■ **GIVEN TASK**
Identify all lines in the listing that include the word "consumidores", and copy them out.

■ **DATA SHOWN**
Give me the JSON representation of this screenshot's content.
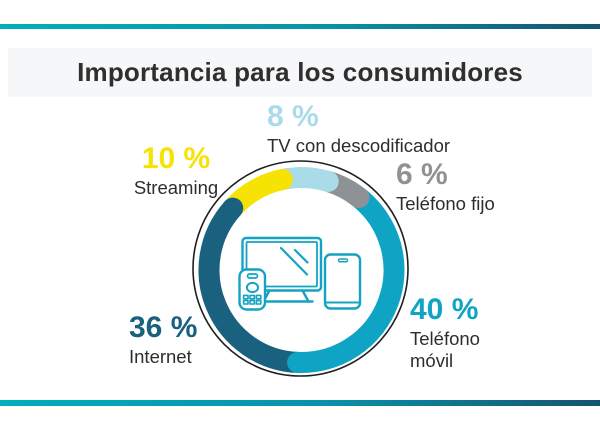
{
  "header": {
    "title": "Importancia para los consumidores"
  },
  "theme": {
    "bar_gradient_left": "#00afba",
    "bar_gradient_mid": "#0991a8",
    "bar_gradient_right": "#15546f",
    "title_band_bg": "#f6f7f8",
    "title_color": "#2f2f2f",
    "label_text_color": "#2d2d2d",
    "outline_color": "#1f1f1f",
    "icon_color": "#14a3c3"
  },
  "chart_data": {
    "type": "pie",
    "subtype": "donut",
    "title": "Importancia para los consumidores",
    "unit": "%",
    "start_angle_deg": -12,
    "clockwise": true,
    "legend_position": "labels-around-donut",
    "center_icon": "tv-remote-smartphone",
    "segments": [
      {
        "label": "TV con descodificador",
        "value": 8,
        "display": "8 %",
        "color": "#a9dce8"
      },
      {
        "label": "Teléfono fijo",
        "value": 6,
        "display": "6 %",
        "color": "#8f9294"
      },
      {
        "label": "Teléfono móvil",
        "value": 40,
        "display": "40 %",
        "color": "#10a4c4"
      },
      {
        "label": "Internet",
        "value": 36,
        "display": "36 %",
        "color": "#1a617f"
      },
      {
        "label": "Streaming",
        "value": 10,
        "display": "10 %",
        "color": "#f6e203"
      }
    ]
  }
}
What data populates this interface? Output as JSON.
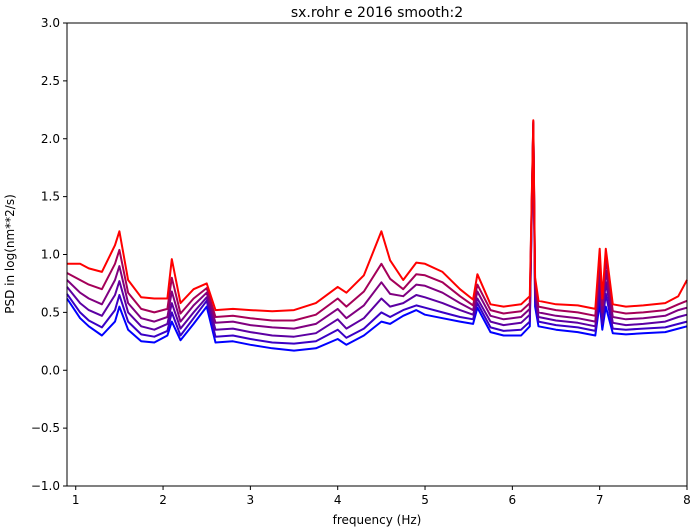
{
  "chart_data": {
    "type": "line",
    "title": "sx.rohr e 2016 smooth:2",
    "xlabel": "frequency (Hz)",
    "ylabel": "PSD in log(nm**2/s)",
    "xlim": [
      0.9,
      8.0
    ],
    "ylim": [
      -1.0,
      3.0
    ],
    "xticks": [
      1,
      2,
      3,
      4,
      5,
      6,
      7,
      8
    ],
    "xtick_labels": [
      "1",
      "2",
      "3",
      "4",
      "5",
      "6",
      "7",
      "8"
    ],
    "yticks": [
      -1.0,
      -0.5,
      0.0,
      0.5,
      1.0,
      1.5,
      2.0,
      2.5,
      3.0
    ],
    "ytick_labels": [
      "−1.0",
      "−0.5",
      "0.0",
      "0.5",
      "1.0",
      "1.5",
      "2.0",
      "2.5",
      "3.0"
    ],
    "grid": false,
    "legend": "none",
    "series": [
      {
        "color": "#0000ff",
        "x": [
          0.9,
          1.05,
          1.15,
          1.3,
          1.45,
          1.5,
          1.6,
          1.75,
          1.9,
          2.05,
          2.1,
          2.2,
          2.35,
          2.5,
          2.6,
          2.8,
          3.0,
          3.25,
          3.5,
          3.75,
          4.0,
          4.1,
          4.3,
          4.5,
          4.6,
          4.75,
          4.9,
          5.0,
          5.2,
          5.4,
          5.55,
          5.6,
          5.75,
          5.9,
          6.1,
          6.2,
          6.24,
          6.26,
          6.3,
          6.5,
          6.75,
          6.95,
          7.0,
          7.03,
          7.07,
          7.15,
          7.3,
          7.5,
          7.75,
          7.9,
          8.0
        ],
        "y": [
          0.62,
          0.45,
          0.38,
          0.3,
          0.42,
          0.55,
          0.35,
          0.25,
          0.24,
          0.3,
          0.42,
          0.26,
          0.4,
          0.55,
          0.24,
          0.25,
          0.22,
          0.19,
          0.17,
          0.19,
          0.27,
          0.22,
          0.3,
          0.42,
          0.4,
          0.47,
          0.52,
          0.48,
          0.45,
          0.42,
          0.4,
          0.54,
          0.33,
          0.3,
          0.3,
          0.38,
          2.1,
          0.55,
          0.38,
          0.35,
          0.33,
          0.3,
          0.58,
          0.35,
          0.55,
          0.32,
          0.31,
          0.32,
          0.33,
          0.36,
          0.38
        ]
      },
      {
        "color": "#3a00c5",
        "x": [
          0.9,
          1.05,
          1.15,
          1.3,
          1.45,
          1.5,
          1.6,
          1.75,
          1.9,
          2.05,
          2.1,
          2.2,
          2.35,
          2.5,
          2.6,
          2.8,
          3.0,
          3.25,
          3.5,
          3.75,
          4.0,
          4.1,
          4.3,
          4.5,
          4.6,
          4.75,
          4.9,
          5.0,
          5.2,
          5.4,
          5.55,
          5.6,
          5.75,
          5.9,
          6.1,
          6.2,
          6.24,
          6.26,
          6.3,
          6.5,
          6.75,
          6.95,
          7.0,
          7.03,
          7.07,
          7.15,
          7.3,
          7.5,
          7.75,
          7.9,
          8.0
        ],
        "y": [
          0.66,
          0.5,
          0.43,
          0.37,
          0.52,
          0.65,
          0.42,
          0.31,
          0.29,
          0.34,
          0.5,
          0.3,
          0.45,
          0.6,
          0.29,
          0.3,
          0.27,
          0.24,
          0.23,
          0.25,
          0.35,
          0.28,
          0.36,
          0.5,
          0.46,
          0.52,
          0.56,
          0.54,
          0.5,
          0.46,
          0.44,
          0.58,
          0.37,
          0.34,
          0.35,
          0.42,
          2.12,
          0.6,
          0.42,
          0.39,
          0.37,
          0.34,
          0.67,
          0.4,
          0.66,
          0.36,
          0.35,
          0.36,
          0.37,
          0.4,
          0.42
        ]
      },
      {
        "color": "#5c00a3",
        "x": [
          0.9,
          1.05,
          1.15,
          1.3,
          1.45,
          1.5,
          1.6,
          1.75,
          1.9,
          2.05,
          2.1,
          2.2,
          2.35,
          2.5,
          2.6,
          2.8,
          3.0,
          3.25,
          3.5,
          3.75,
          4.0,
          4.1,
          4.3,
          4.5,
          4.6,
          4.75,
          4.9,
          5.0,
          5.2,
          5.4,
          5.55,
          5.6,
          5.75,
          5.9,
          6.1,
          6.2,
          6.24,
          6.26,
          6.3,
          6.5,
          6.75,
          6.95,
          7.0,
          7.03,
          7.07,
          7.15,
          7.3,
          7.5,
          7.75,
          7.9,
          8.0
        ],
        "y": [
          0.72,
          0.58,
          0.52,
          0.47,
          0.65,
          0.77,
          0.5,
          0.38,
          0.35,
          0.4,
          0.58,
          0.36,
          0.5,
          0.63,
          0.35,
          0.36,
          0.33,
          0.3,
          0.29,
          0.32,
          0.44,
          0.36,
          0.45,
          0.62,
          0.55,
          0.58,
          0.65,
          0.63,
          0.58,
          0.52,
          0.48,
          0.62,
          0.42,
          0.39,
          0.41,
          0.48,
          2.13,
          0.65,
          0.46,
          0.43,
          0.41,
          0.38,
          0.76,
          0.45,
          0.76,
          0.41,
          0.39,
          0.4,
          0.42,
          0.46,
          0.48
        ]
      },
      {
        "color": "#800080",
        "x": [
          0.9,
          1.05,
          1.15,
          1.3,
          1.45,
          1.5,
          1.6,
          1.75,
          1.9,
          2.05,
          2.1,
          2.2,
          2.35,
          2.5,
          2.6,
          2.8,
          3.0,
          3.25,
          3.5,
          3.75,
          4.0,
          4.1,
          4.3,
          4.5,
          4.6,
          4.75,
          4.9,
          5.0,
          5.2,
          5.4,
          5.55,
          5.6,
          5.75,
          5.9,
          6.1,
          6.2,
          6.24,
          6.26,
          6.3,
          6.5,
          6.75,
          6.95,
          7.0,
          7.03,
          7.07,
          7.15,
          7.3,
          7.5,
          7.75,
          7.9,
          8.0
        ],
        "y": [
          0.78,
          0.67,
          0.62,
          0.57,
          0.78,
          0.9,
          0.58,
          0.45,
          0.42,
          0.46,
          0.68,
          0.42,
          0.56,
          0.67,
          0.41,
          0.42,
          0.39,
          0.37,
          0.36,
          0.4,
          0.53,
          0.45,
          0.56,
          0.76,
          0.66,
          0.64,
          0.74,
          0.73,
          0.67,
          0.58,
          0.52,
          0.68,
          0.47,
          0.44,
          0.46,
          0.53,
          2.14,
          0.7,
          0.5,
          0.47,
          0.45,
          0.42,
          0.86,
          0.5,
          0.86,
          0.46,
          0.44,
          0.45,
          0.47,
          0.52,
          0.54
        ]
      },
      {
        "color": "#a50058",
        "x": [
          0.9,
          1.05,
          1.15,
          1.3,
          1.45,
          1.5,
          1.6,
          1.75,
          1.9,
          2.05,
          2.1,
          2.2,
          2.35,
          2.5,
          2.6,
          2.8,
          3.0,
          3.25,
          3.5,
          3.75,
          4.0,
          4.1,
          4.3,
          4.5,
          4.6,
          4.75,
          4.9,
          5.0,
          5.2,
          5.4,
          5.55,
          5.6,
          5.75,
          5.9,
          6.1,
          6.2,
          6.24,
          6.26,
          6.3,
          6.5,
          6.75,
          6.95,
          7.0,
          7.03,
          7.07,
          7.15,
          7.3,
          7.5,
          7.75,
          7.9,
          8.0
        ],
        "y": [
          0.84,
          0.78,
          0.74,
          0.7,
          0.92,
          1.04,
          0.67,
          0.53,
          0.5,
          0.53,
          0.8,
          0.49,
          0.62,
          0.71,
          0.46,
          0.47,
          0.45,
          0.43,
          0.43,
          0.48,
          0.62,
          0.55,
          0.68,
          0.92,
          0.79,
          0.7,
          0.83,
          0.82,
          0.76,
          0.64,
          0.56,
          0.74,
          0.52,
          0.49,
          0.51,
          0.58,
          2.15,
          0.75,
          0.55,
          0.52,
          0.5,
          0.47,
          0.96,
          0.56,
          0.96,
          0.51,
          0.49,
          0.5,
          0.52,
          0.57,
          0.6
        ]
      },
      {
        "color": "#ff0000",
        "x": [
          0.9,
          1.05,
          1.15,
          1.3,
          1.45,
          1.5,
          1.6,
          1.75,
          1.9,
          2.05,
          2.1,
          2.2,
          2.35,
          2.5,
          2.6,
          2.8,
          3.0,
          3.25,
          3.5,
          3.75,
          4.0,
          4.1,
          4.3,
          4.5,
          4.6,
          4.75,
          4.9,
          5.0,
          5.2,
          5.4,
          5.55,
          5.6,
          5.75,
          5.9,
          6.1,
          6.2,
          6.24,
          6.26,
          6.3,
          6.5,
          6.75,
          6.95,
          7.0,
          7.03,
          7.07,
          7.15,
          7.3,
          7.5,
          7.75,
          7.9,
          8.0
        ],
        "y": [
          0.92,
          0.92,
          0.88,
          0.85,
          1.08,
          1.2,
          0.78,
          0.63,
          0.62,
          0.62,
          0.96,
          0.58,
          0.7,
          0.75,
          0.52,
          0.53,
          0.52,
          0.51,
          0.52,
          0.58,
          0.72,
          0.67,
          0.82,
          1.2,
          0.95,
          0.78,
          0.93,
          0.92,
          0.85,
          0.7,
          0.61,
          0.83,
          0.57,
          0.55,
          0.57,
          0.64,
          2.16,
          0.8,
          0.6,
          0.57,
          0.56,
          0.53,
          1.05,
          0.62,
          1.05,
          0.57,
          0.55,
          0.56,
          0.58,
          0.64,
          0.78
        ]
      }
    ]
  }
}
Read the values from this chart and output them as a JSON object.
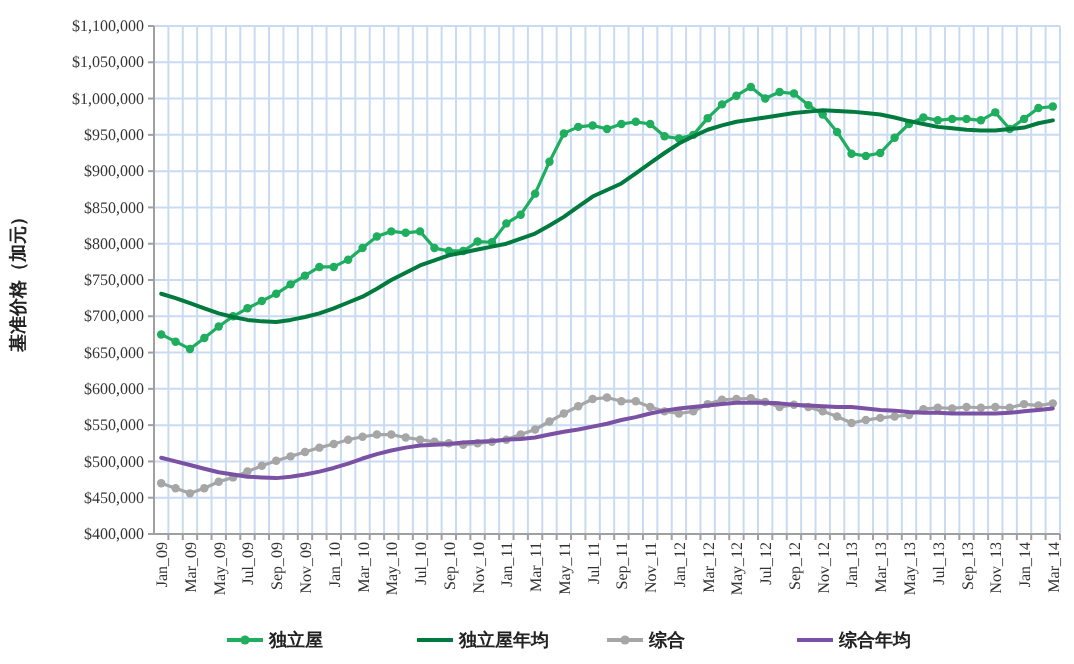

■ **THE RESULT**
    "title": "Importancia para los consumidores"
    "title": "Importancia para los consumidores",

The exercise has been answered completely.